To be done: Please copy out the records starting with the line that contains "Segment this screenshot: for" and going on through the line that contains "paragraph-carnot bbox=[122, 1020, 872, 1230]", keeping every character the same.

☆ ☆ ☆ ☆

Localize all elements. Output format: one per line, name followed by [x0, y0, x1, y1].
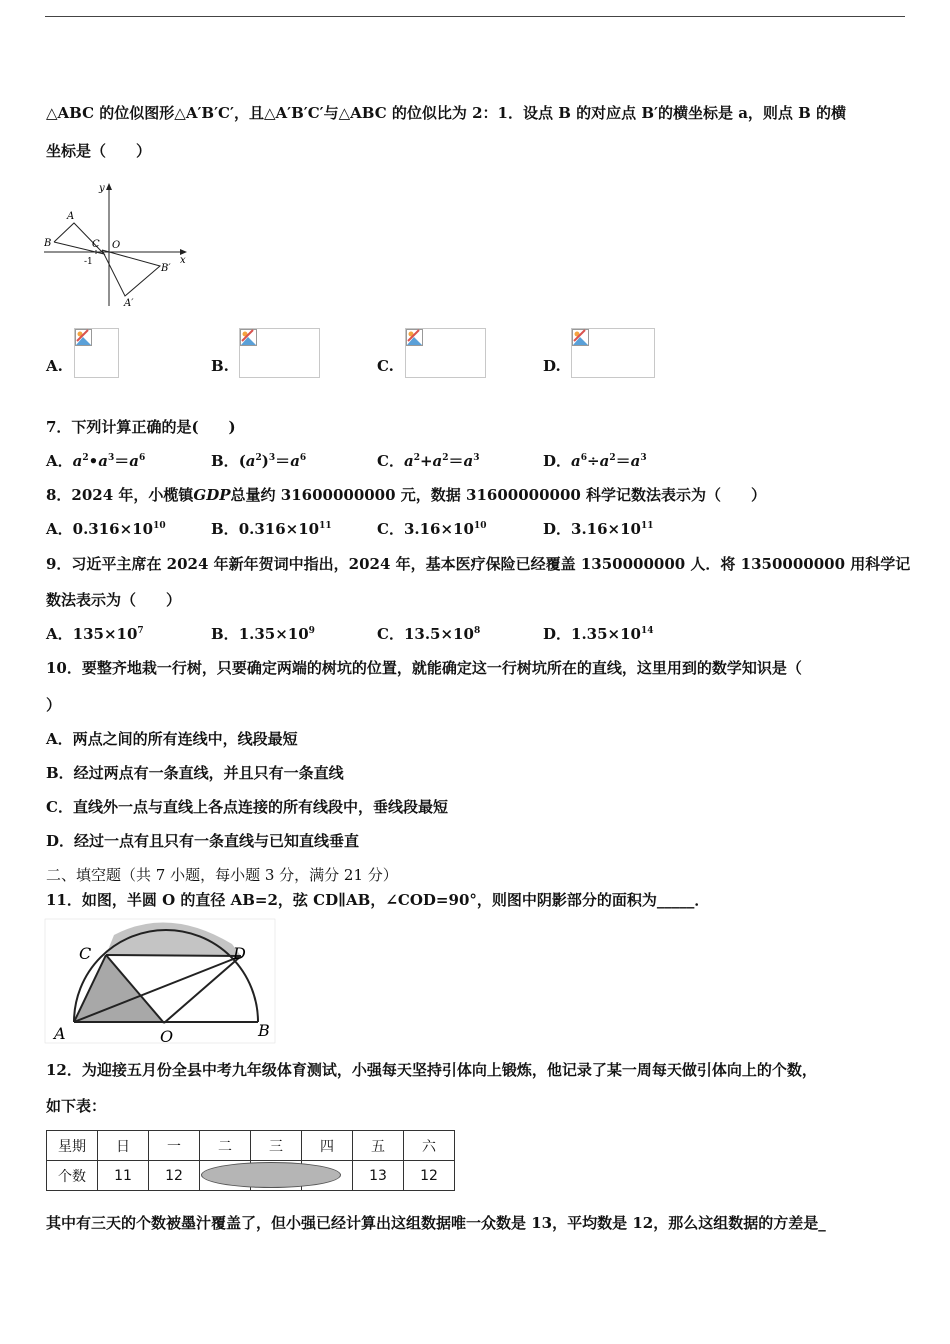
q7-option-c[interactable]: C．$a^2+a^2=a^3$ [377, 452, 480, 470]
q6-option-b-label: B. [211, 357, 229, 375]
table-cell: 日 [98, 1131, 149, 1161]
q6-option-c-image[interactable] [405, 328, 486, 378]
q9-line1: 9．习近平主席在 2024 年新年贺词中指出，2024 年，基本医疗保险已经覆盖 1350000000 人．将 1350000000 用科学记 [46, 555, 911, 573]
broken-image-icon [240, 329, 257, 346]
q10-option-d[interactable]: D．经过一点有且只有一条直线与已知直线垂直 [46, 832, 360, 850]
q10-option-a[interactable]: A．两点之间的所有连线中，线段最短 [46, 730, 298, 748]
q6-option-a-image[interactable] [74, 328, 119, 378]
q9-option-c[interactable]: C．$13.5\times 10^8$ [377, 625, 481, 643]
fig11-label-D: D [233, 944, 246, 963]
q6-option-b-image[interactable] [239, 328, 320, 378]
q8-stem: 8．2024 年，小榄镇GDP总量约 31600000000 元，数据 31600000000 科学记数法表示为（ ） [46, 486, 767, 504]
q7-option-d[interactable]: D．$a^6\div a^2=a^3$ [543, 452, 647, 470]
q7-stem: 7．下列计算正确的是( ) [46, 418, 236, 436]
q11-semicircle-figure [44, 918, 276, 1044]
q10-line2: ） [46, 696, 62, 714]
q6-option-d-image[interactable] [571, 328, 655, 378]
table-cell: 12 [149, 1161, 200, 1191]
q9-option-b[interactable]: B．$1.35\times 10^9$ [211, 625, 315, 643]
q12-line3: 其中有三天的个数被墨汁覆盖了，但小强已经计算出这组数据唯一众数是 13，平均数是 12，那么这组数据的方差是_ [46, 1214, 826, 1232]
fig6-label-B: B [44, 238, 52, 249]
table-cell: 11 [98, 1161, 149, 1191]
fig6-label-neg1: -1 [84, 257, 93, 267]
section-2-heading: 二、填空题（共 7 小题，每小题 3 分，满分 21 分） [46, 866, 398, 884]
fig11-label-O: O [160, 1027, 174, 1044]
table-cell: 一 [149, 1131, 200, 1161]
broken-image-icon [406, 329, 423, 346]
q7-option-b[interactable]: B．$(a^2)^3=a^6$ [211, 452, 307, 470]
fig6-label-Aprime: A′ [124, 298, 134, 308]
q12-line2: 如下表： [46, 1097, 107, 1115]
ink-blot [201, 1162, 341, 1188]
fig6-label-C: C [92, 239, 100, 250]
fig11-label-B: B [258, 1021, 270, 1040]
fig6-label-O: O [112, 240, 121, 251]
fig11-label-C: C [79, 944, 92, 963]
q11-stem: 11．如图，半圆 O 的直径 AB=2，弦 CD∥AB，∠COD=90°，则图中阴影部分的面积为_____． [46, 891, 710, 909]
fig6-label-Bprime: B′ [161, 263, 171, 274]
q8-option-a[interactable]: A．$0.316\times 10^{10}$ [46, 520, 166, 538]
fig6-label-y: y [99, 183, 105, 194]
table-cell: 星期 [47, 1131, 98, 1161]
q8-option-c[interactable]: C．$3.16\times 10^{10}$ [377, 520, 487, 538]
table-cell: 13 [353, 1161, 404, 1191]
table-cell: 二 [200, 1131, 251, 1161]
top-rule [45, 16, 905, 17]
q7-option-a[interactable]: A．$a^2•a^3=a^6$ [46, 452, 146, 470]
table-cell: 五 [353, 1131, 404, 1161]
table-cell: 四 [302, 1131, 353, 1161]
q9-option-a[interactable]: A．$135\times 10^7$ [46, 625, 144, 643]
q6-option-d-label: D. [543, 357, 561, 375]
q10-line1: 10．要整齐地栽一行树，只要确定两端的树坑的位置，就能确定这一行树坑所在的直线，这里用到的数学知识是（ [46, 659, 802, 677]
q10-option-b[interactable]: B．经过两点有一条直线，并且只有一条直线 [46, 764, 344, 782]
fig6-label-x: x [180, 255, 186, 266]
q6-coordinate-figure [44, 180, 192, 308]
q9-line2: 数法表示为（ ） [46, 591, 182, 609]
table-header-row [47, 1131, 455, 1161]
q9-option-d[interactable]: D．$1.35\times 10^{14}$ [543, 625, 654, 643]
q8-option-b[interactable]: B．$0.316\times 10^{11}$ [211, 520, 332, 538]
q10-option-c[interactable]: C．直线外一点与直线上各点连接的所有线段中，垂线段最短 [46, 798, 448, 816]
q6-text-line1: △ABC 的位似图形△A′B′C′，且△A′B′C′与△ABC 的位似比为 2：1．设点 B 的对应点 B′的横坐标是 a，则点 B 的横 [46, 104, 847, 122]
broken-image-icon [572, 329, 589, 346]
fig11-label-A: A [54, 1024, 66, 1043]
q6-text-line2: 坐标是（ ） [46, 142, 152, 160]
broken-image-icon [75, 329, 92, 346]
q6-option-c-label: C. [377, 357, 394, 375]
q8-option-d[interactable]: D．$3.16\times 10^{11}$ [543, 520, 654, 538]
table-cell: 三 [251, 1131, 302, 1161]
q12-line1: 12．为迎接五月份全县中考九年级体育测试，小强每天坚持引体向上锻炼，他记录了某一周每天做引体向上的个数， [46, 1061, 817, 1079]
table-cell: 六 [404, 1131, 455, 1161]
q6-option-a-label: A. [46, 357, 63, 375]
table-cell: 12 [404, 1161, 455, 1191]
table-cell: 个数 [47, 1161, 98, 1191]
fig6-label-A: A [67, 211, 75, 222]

☆ ☆ ☆ ☆

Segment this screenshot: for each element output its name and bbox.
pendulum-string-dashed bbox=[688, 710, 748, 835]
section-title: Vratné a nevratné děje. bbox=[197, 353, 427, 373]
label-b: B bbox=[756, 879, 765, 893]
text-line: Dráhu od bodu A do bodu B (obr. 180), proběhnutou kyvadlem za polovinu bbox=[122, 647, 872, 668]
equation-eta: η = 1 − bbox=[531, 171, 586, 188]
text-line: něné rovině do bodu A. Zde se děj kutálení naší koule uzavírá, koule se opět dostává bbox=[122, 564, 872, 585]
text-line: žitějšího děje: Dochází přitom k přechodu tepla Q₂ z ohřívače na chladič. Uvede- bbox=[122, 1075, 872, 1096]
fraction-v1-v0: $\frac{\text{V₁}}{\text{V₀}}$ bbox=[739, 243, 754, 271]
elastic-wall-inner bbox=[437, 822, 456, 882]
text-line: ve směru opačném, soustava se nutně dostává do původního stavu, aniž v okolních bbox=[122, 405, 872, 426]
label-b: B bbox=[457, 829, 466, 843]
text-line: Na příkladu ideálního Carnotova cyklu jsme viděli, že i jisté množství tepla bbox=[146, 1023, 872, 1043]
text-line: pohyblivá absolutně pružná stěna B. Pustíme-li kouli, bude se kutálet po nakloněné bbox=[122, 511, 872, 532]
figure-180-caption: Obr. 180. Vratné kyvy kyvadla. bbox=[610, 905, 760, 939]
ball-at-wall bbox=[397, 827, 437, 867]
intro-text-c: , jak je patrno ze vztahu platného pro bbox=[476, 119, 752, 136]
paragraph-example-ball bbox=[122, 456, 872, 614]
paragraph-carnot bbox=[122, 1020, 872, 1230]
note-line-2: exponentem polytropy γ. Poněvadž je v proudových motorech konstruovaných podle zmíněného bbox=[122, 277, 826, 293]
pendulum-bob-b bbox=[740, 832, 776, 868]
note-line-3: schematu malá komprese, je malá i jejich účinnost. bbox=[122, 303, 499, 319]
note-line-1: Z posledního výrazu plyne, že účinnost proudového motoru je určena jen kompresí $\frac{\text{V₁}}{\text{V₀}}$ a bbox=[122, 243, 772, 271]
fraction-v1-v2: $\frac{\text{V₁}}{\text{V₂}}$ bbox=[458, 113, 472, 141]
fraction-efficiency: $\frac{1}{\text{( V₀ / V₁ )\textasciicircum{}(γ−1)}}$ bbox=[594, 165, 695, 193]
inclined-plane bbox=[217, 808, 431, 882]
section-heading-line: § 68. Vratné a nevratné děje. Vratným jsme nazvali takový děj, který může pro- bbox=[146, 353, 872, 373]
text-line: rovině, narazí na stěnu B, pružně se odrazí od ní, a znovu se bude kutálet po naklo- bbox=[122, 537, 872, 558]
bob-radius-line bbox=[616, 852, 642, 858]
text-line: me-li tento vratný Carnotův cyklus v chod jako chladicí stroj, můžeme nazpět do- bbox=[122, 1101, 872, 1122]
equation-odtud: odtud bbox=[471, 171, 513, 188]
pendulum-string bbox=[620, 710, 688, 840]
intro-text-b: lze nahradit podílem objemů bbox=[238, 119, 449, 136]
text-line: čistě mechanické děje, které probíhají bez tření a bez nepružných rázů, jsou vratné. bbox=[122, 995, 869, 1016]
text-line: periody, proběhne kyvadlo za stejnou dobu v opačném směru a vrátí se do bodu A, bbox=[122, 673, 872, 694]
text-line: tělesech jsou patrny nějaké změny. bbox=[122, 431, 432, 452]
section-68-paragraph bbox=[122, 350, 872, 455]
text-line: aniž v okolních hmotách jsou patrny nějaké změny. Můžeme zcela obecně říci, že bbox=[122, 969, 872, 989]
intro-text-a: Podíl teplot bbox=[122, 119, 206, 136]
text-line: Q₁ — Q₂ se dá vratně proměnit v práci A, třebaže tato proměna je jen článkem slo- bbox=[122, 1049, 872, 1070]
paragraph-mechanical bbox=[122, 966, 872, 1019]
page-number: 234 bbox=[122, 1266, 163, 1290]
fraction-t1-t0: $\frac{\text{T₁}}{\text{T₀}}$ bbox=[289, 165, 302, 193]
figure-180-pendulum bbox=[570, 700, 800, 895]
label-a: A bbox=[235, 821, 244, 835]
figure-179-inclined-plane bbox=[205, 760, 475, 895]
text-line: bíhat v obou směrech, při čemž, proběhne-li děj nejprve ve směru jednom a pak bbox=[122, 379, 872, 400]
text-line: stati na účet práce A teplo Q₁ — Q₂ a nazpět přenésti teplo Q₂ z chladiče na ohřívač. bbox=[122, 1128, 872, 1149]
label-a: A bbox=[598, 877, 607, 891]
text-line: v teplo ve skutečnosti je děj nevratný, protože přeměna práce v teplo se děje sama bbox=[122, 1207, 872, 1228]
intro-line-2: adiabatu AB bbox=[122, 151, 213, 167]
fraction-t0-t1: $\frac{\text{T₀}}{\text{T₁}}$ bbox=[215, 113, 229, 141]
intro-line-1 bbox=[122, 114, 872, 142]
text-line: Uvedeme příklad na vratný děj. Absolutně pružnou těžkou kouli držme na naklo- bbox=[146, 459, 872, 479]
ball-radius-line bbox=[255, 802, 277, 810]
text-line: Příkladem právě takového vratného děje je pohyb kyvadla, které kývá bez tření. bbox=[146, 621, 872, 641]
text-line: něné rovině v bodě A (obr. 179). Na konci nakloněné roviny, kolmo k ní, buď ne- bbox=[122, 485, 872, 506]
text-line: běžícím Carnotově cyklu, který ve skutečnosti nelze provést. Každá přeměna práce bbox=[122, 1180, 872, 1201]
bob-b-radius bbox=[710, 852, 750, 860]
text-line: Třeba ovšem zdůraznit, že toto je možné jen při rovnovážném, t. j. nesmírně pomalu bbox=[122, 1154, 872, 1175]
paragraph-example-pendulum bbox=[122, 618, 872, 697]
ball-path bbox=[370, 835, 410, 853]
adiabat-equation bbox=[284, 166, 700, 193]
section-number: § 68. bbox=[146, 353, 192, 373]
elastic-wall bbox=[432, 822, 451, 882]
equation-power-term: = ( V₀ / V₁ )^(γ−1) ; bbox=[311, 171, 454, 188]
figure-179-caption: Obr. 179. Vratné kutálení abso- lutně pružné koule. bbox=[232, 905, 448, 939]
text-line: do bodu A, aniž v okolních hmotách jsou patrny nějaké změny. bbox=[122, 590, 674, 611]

☆ ☆ ☆ ☆

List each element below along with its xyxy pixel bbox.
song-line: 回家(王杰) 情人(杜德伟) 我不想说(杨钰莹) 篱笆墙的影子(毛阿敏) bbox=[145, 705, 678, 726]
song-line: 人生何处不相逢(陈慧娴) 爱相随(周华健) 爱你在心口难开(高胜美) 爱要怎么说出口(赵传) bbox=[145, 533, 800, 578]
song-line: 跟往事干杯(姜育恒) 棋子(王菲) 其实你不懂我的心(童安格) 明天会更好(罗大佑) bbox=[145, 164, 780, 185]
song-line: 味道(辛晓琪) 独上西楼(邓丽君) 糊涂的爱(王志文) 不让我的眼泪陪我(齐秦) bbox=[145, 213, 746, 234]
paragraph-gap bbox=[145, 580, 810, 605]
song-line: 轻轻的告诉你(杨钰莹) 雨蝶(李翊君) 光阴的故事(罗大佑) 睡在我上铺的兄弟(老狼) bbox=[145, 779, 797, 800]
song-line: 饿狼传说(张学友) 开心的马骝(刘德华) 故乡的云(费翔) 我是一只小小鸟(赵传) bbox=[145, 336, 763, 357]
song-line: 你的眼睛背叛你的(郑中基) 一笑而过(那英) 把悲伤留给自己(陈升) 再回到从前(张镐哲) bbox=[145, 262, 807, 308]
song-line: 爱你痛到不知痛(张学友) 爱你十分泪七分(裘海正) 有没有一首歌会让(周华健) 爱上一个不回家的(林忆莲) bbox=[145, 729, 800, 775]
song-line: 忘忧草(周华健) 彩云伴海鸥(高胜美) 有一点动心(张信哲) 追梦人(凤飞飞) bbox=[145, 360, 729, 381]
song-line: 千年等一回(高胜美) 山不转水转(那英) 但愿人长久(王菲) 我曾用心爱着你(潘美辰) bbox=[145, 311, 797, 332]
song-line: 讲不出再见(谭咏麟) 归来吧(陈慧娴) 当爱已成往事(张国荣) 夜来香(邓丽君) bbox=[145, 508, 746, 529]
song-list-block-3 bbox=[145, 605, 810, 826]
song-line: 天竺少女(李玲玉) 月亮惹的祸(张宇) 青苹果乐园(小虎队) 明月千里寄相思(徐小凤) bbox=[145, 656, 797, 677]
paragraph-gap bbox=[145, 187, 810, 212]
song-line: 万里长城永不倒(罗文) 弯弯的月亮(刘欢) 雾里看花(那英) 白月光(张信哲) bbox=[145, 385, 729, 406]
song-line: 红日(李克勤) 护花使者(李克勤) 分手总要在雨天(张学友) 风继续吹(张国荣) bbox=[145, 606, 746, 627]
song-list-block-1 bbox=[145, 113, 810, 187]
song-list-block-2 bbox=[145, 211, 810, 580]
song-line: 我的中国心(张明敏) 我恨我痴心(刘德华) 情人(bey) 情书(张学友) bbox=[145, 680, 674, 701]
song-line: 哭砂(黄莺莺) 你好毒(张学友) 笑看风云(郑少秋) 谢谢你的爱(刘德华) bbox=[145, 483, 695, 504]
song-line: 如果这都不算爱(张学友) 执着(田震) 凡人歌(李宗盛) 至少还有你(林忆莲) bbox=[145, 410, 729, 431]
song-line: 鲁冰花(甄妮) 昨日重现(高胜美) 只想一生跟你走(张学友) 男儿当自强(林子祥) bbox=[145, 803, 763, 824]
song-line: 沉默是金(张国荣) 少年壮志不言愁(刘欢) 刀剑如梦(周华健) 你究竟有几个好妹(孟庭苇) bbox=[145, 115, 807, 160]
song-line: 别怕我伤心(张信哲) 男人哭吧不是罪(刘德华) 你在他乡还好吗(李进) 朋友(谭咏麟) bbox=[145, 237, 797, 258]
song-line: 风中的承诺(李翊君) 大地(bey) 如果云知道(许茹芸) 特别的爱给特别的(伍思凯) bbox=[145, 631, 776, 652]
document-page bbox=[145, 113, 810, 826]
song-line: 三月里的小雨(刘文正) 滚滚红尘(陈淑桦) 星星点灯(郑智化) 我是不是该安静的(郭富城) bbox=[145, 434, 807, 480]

☆ ☆ ☆ ☆

Reply:
Segment this screenshot: for each element output its name and bbox.
pendulum-string-dashed bbox=[688, 710, 748, 835]
section-title: Vratné a nevratné děje. bbox=[197, 353, 427, 373]
label-b: B bbox=[756, 879, 765, 893]
text-line: Dráhu od bodu A do bodu B (obr. 180), proběhnutou kyvadlem za polovinu bbox=[122, 647, 872, 668]
equation-eta: η = 1 − bbox=[531, 171, 586, 188]
text-line: něné rovině do bodu A. Zde se děj kutálení naší koule uzavírá, koule se opět dostává bbox=[122, 564, 872, 585]
text-line: žitějšího děje: Dochází přitom k přechodu tepla Q₂ z ohřívače na chladič. Uvede- bbox=[122, 1075, 872, 1096]
fraction-v1-v0: $\frac{\text{V₁}}{\text{V₀}}$ bbox=[739, 243, 754, 271]
elastic-wall-inner bbox=[437, 822, 456, 882]
text-line: ve směru opačném, soustava se nutně dostává do původního stavu, aniž v okolních bbox=[122, 405, 872, 426]
label-b: B bbox=[457, 829, 466, 843]
text-line: Na příkladu ideálního Carnotova cyklu jsme viděli, že i jisté množství tepla bbox=[146, 1023, 872, 1043]
text-line: pohyblivá absolutně pružná stěna B. Pustíme-li kouli, bude se kutálet po nakloněné bbox=[122, 511, 872, 532]
figure-180-caption: Obr. 180. Vratné kyvy kyvadla. bbox=[610, 905, 760, 939]
ball-at-wall bbox=[397, 827, 437, 867]
intro-text-c: , jak je patrno ze vztahu platného pro bbox=[476, 119, 752, 136]
paragraph-example-ball bbox=[122, 456, 872, 614]
paragraph-carnot bbox=[122, 1020, 872, 1230]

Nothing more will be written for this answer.